- **EXERCISE REQUIREMENTS**:
Seek out every line containing the word "this", and copy each.

- **Data entries**:
━━━━
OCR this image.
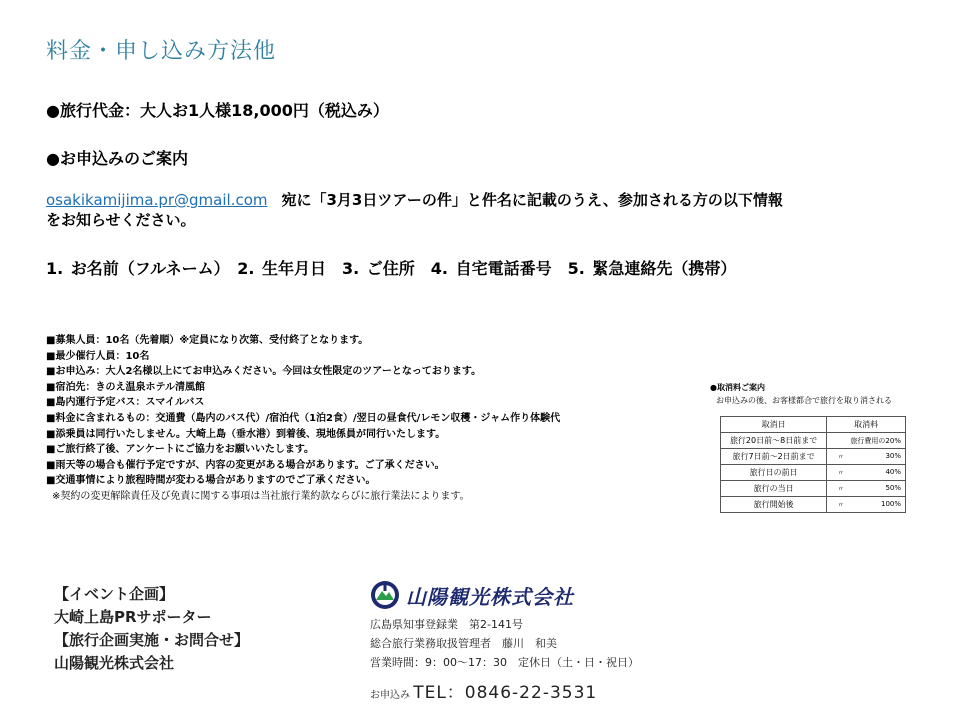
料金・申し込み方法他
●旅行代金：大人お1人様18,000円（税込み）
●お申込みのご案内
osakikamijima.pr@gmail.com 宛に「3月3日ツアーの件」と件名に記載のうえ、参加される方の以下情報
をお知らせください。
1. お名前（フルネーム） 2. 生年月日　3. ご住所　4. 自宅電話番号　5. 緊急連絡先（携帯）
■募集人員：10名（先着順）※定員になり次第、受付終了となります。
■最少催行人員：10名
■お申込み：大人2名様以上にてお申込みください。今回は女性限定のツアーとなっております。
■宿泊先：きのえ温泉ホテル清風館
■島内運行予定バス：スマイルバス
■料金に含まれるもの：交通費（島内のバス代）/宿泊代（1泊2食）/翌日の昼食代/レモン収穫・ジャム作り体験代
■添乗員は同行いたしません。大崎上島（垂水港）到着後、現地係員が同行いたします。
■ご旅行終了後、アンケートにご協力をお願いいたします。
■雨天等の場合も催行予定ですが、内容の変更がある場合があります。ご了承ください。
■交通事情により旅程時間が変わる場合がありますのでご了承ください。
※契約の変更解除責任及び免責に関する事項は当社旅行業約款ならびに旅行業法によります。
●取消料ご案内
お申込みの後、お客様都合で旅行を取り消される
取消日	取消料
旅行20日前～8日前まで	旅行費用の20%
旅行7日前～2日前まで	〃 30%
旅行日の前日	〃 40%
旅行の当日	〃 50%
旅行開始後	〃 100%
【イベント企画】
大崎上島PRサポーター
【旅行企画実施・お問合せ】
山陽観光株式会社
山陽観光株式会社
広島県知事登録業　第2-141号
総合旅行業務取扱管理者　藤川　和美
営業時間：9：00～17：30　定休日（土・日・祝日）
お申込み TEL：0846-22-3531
━━━━
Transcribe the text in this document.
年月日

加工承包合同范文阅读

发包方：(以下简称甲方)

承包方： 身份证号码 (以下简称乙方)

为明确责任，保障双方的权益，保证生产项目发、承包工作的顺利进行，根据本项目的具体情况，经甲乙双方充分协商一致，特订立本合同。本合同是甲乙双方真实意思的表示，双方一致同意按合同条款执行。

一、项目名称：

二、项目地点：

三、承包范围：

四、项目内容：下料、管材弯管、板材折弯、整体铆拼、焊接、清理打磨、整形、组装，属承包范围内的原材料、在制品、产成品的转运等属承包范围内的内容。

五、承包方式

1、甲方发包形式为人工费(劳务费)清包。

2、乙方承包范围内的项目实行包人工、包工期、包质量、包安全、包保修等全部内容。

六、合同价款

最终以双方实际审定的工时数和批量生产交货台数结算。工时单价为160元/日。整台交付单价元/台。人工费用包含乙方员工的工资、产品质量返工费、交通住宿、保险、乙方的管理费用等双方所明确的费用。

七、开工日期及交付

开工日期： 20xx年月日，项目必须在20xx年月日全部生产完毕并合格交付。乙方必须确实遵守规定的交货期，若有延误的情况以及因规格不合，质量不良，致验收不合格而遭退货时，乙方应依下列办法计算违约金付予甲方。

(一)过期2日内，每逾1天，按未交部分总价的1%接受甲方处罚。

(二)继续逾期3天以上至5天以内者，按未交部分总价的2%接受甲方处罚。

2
━━━━
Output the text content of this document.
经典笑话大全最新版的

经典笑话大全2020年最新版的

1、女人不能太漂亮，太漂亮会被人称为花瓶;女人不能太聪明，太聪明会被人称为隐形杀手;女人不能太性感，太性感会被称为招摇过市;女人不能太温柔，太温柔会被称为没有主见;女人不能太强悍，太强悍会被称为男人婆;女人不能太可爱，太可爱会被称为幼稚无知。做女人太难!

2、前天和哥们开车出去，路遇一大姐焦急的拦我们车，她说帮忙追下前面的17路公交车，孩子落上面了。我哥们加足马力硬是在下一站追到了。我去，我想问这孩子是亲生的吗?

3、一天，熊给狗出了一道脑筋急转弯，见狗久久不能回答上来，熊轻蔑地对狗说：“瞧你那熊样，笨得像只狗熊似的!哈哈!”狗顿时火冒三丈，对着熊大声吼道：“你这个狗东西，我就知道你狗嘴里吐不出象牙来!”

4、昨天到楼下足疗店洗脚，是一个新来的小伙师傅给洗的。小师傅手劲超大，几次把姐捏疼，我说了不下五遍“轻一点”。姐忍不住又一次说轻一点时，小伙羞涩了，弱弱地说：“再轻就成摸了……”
━━━━
- **FINAL ANSWER**:
OCR this image.
Transcribe the text in this document.
Output the text content of this document.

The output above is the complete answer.